Set problem:
From the listing below, extract each entry exactly as written, minus the images.

Record list:
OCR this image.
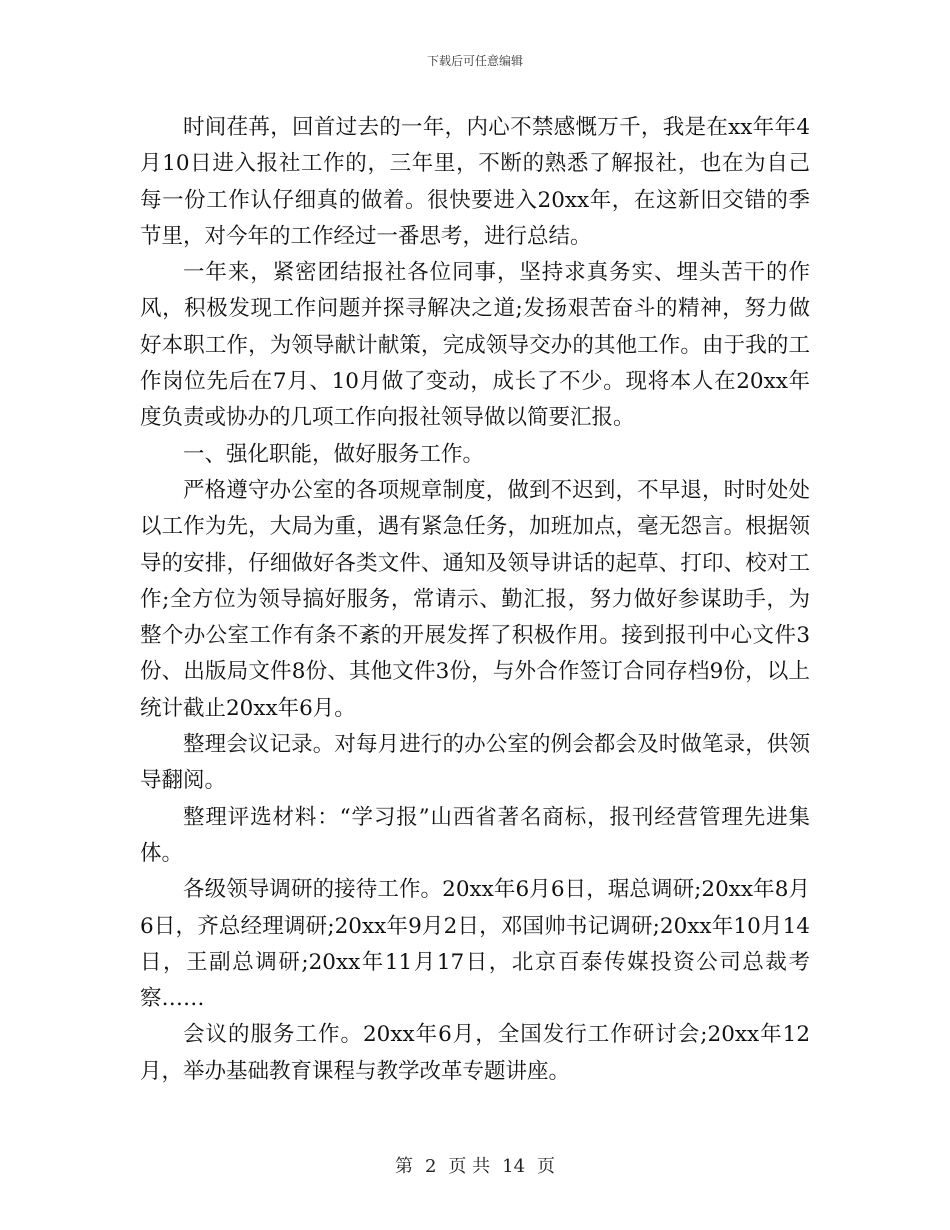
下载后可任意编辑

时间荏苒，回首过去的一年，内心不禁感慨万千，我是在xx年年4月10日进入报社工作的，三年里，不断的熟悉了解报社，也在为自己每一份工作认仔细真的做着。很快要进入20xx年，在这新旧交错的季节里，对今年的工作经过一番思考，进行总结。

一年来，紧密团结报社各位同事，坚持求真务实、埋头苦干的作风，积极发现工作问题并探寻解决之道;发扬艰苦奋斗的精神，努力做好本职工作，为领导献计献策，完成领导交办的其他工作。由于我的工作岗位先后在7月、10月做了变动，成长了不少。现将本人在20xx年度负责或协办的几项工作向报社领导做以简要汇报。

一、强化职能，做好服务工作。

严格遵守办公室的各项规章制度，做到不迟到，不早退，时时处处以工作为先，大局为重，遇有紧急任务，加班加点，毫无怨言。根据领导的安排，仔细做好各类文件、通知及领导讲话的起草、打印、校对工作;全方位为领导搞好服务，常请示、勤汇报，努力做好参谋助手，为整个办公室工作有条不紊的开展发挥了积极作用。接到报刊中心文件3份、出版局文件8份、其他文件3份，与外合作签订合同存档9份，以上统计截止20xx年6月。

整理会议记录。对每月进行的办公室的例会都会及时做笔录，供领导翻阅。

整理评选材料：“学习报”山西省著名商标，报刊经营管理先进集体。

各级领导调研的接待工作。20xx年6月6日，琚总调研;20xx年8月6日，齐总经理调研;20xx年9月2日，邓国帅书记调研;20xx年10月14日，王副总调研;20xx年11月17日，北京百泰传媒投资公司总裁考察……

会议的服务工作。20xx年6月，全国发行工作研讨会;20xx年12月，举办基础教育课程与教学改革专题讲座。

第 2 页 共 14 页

The solution:
OCR this image.
下载后可任意编辑

时间荏苒，回首过去的一年，内心不禁感慨万千，我是在xx年年4月10日进入报社工作的，三年里，不断的熟悉了解报社，也在为自己每一份工作认仔细真的做着。很快要进入20xx年，在这新旧交错的季节里，对今年的工作经过一番思考，进行总结。

一年来，紧密团结报社各位同事，坚持求真务实、埋头苦干的作风，积极发现工作问题并探寻解决之道;发扬艰苦奋斗的精神，努力做好本职工作，为领导献计献策，完成领导交办的其他工作。由于我的工作岗位先后在7月、10月做了变动，成长了不少。现将本人在20xx年度负责或协办的几项工作向报社领导做以简要汇报。

一、强化职能，做好服务工作。

严格遵守办公室的各项规章制度，做到不迟到，不早退，时时处处以工作为先，大局为重，遇有紧急任务，加班加点，毫无怨言。根据领导的安排，仔细做好各类文件、通知及领导讲话的起草、打印、校对工作;全方位为领导搞好服务，常请示、勤汇报，努力做好参谋助手，为整个办公室工作有条不紊的开展发挥了积极作用。接到报刊中心文件3份、出版局文件8份、其他文件3份，与外合作签订合同存档9份，以上统计截止20xx年6月。

整理会议记录。对每月进行的办公室的例会都会及时做笔录，供领导翻阅。

整理评选材料：“学习报”山西省著名商标，报刊经营管理先进集体。

各级领导调研的接待工作。20xx年6月6日，琚总调研;20xx年8月6日，齐总经理调研;20xx年9月2日，邓国帅书记调研;20xx年10月14日，王副总调研;20xx年11月17日，北京百泰传媒投资公司总裁考察……

会议的服务工作。20xx年6月，全国发行工作研讨会;20xx年12月，举办基础教育课程与教学改革专题讲座。

第 2 页 共 14 页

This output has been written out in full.